**Task instructions**
In the records, print the lines that start at the one containing "legend-label: 60세이상 추정" and end at the one containing "x-tick-label: 22년5월 bbox=[149, 496, 200, 510]", both included. Reproduce each line without any change.
○ ○ ○ ○ ○
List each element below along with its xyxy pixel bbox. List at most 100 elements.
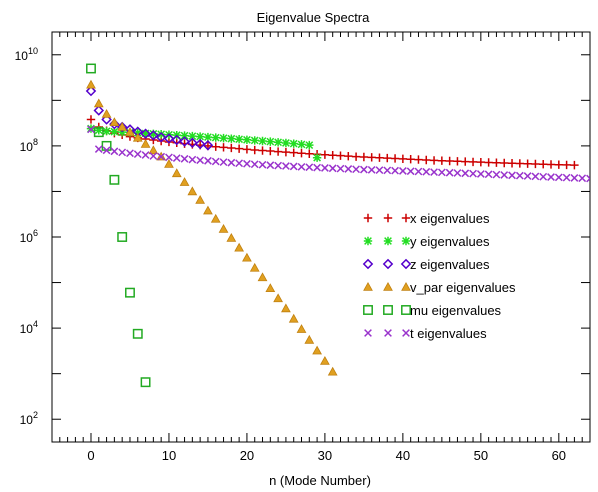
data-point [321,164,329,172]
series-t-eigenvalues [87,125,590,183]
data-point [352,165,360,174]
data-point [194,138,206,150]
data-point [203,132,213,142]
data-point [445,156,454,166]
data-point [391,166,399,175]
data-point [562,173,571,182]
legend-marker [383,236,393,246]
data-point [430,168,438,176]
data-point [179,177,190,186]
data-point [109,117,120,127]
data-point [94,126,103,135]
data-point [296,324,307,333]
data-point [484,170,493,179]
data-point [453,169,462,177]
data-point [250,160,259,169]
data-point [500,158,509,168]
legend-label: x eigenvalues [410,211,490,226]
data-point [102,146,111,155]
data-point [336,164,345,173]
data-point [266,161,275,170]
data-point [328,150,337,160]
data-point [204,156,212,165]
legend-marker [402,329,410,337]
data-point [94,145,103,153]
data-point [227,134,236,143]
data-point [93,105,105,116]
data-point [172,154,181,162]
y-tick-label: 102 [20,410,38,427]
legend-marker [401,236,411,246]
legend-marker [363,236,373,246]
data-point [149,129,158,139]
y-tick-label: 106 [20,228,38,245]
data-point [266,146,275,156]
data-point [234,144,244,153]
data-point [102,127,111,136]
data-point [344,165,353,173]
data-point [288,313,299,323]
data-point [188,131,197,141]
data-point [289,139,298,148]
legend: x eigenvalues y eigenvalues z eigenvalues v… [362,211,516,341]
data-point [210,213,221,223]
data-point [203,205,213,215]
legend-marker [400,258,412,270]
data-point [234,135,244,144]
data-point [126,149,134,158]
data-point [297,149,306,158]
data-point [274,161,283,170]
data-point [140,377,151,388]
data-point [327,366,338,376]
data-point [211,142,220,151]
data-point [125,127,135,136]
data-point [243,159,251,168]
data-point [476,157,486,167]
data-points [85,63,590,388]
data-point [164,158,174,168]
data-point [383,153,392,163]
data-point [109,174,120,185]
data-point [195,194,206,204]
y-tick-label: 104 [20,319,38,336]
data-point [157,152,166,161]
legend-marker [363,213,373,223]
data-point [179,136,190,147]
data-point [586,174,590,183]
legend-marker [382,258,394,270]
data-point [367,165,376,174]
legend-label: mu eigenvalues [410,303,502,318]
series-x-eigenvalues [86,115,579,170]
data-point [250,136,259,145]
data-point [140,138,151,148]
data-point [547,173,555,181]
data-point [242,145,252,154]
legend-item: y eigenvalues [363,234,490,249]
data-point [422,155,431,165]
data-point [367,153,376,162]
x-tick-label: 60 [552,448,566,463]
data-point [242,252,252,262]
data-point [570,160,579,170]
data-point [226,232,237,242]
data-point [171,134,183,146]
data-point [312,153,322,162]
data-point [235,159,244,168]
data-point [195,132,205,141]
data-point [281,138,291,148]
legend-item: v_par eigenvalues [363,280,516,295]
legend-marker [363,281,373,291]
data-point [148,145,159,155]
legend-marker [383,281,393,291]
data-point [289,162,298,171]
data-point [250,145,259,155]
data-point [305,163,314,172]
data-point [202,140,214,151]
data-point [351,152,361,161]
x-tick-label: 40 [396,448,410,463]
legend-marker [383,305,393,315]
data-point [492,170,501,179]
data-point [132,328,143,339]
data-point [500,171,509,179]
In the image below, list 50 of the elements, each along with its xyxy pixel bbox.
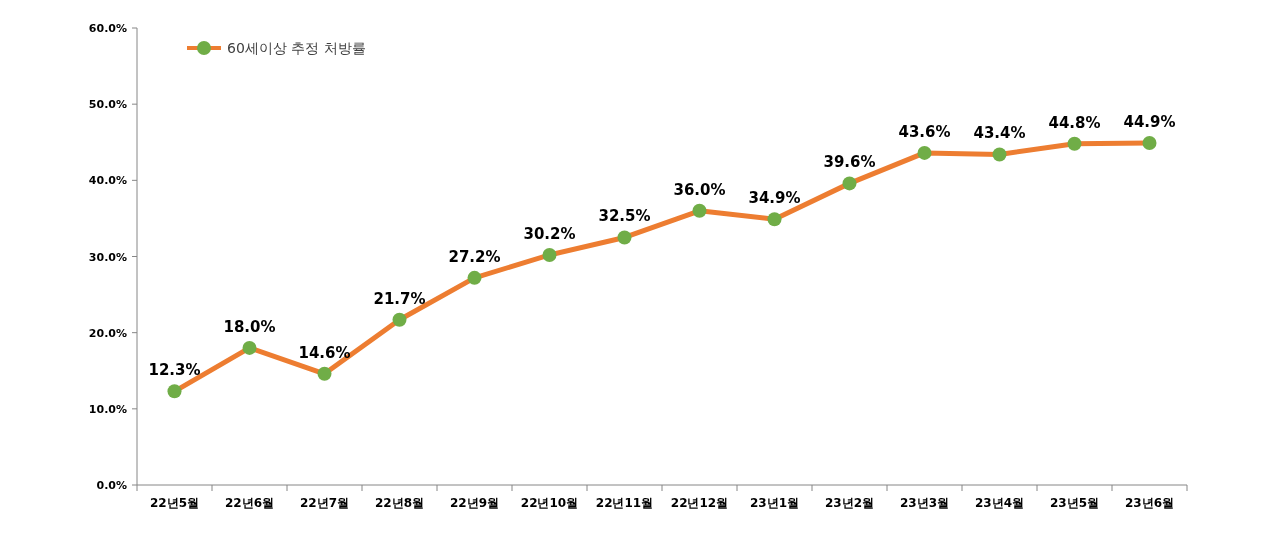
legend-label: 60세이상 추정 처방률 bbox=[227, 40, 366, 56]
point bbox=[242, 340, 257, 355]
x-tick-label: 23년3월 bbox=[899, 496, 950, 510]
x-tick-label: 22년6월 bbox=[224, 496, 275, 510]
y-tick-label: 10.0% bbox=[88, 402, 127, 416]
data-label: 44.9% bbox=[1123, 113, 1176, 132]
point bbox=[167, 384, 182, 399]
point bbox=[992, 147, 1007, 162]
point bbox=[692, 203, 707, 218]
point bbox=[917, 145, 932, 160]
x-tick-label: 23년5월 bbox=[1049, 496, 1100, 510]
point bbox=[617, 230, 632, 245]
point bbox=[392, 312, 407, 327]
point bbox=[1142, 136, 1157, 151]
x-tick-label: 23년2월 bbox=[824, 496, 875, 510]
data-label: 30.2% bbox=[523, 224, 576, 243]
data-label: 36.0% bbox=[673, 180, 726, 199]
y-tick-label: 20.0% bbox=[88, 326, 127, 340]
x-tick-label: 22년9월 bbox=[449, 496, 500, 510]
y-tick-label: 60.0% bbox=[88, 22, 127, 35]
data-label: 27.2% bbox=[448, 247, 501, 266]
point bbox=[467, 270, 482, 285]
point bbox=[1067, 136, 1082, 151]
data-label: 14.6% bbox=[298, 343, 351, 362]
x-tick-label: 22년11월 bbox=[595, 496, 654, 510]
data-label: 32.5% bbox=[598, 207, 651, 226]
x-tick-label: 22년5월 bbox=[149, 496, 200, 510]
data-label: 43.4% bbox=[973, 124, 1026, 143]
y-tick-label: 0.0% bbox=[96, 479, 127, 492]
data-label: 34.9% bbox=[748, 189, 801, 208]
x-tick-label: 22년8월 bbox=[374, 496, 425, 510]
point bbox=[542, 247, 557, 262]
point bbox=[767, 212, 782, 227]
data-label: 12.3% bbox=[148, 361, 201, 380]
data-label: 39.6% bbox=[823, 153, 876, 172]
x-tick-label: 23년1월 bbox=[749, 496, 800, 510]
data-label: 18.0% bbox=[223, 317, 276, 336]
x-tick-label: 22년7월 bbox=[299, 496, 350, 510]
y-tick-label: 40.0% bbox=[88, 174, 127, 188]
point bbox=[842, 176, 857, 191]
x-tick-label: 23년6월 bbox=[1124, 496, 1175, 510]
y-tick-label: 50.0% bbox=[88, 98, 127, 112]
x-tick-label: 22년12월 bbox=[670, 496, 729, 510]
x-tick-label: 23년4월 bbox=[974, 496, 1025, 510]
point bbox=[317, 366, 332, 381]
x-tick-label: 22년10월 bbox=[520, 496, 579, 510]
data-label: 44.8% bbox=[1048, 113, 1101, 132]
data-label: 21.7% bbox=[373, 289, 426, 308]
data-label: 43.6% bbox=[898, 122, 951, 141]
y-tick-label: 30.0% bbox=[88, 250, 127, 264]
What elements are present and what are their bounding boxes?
○ ○ ○ ○ ○
**Output below**
legend-label: 60세이상 추정 처방률 bbox=[227, 40, 366, 56]
point bbox=[242, 340, 257, 355]
x-tick-label: 23년3월 bbox=[899, 496, 950, 510]
x-tick-label: 22년6월 bbox=[224, 496, 275, 510]
y-tick-label: 10.0% bbox=[88, 402, 127, 416]
data-label: 44.9% bbox=[1123, 113, 1176, 132]
point bbox=[167, 384, 182, 399]
point bbox=[992, 147, 1007, 162]
point bbox=[692, 203, 707, 218]
point bbox=[917, 145, 932, 160]
x-tick-label: 23년5월 bbox=[1049, 496, 1100, 510]
point bbox=[617, 230, 632, 245]
point bbox=[392, 312, 407, 327]
point bbox=[1142, 136, 1157, 151]
x-tick-label: 23년2월 bbox=[824, 496, 875, 510]
data-label: 30.2% bbox=[523, 224, 576, 243]
data-label: 36.0% bbox=[673, 180, 726, 199]
y-tick-label: 20.0% bbox=[88, 326, 127, 340]
x-tick-label: 22년9월 bbox=[449, 496, 500, 510]
y-tick-label: 60.0% bbox=[88, 22, 127, 35]
data-label: 27.2% bbox=[448, 247, 501, 266]
point bbox=[467, 270, 482, 285]
point bbox=[1067, 136, 1082, 151]
data-label: 14.6% bbox=[298, 343, 351, 362]
x-tick-label: 22년11월 bbox=[595, 496, 654, 510]
data-label: 32.5% bbox=[598, 207, 651, 226]
x-tick-label: 22년5월 bbox=[149, 496, 200, 510]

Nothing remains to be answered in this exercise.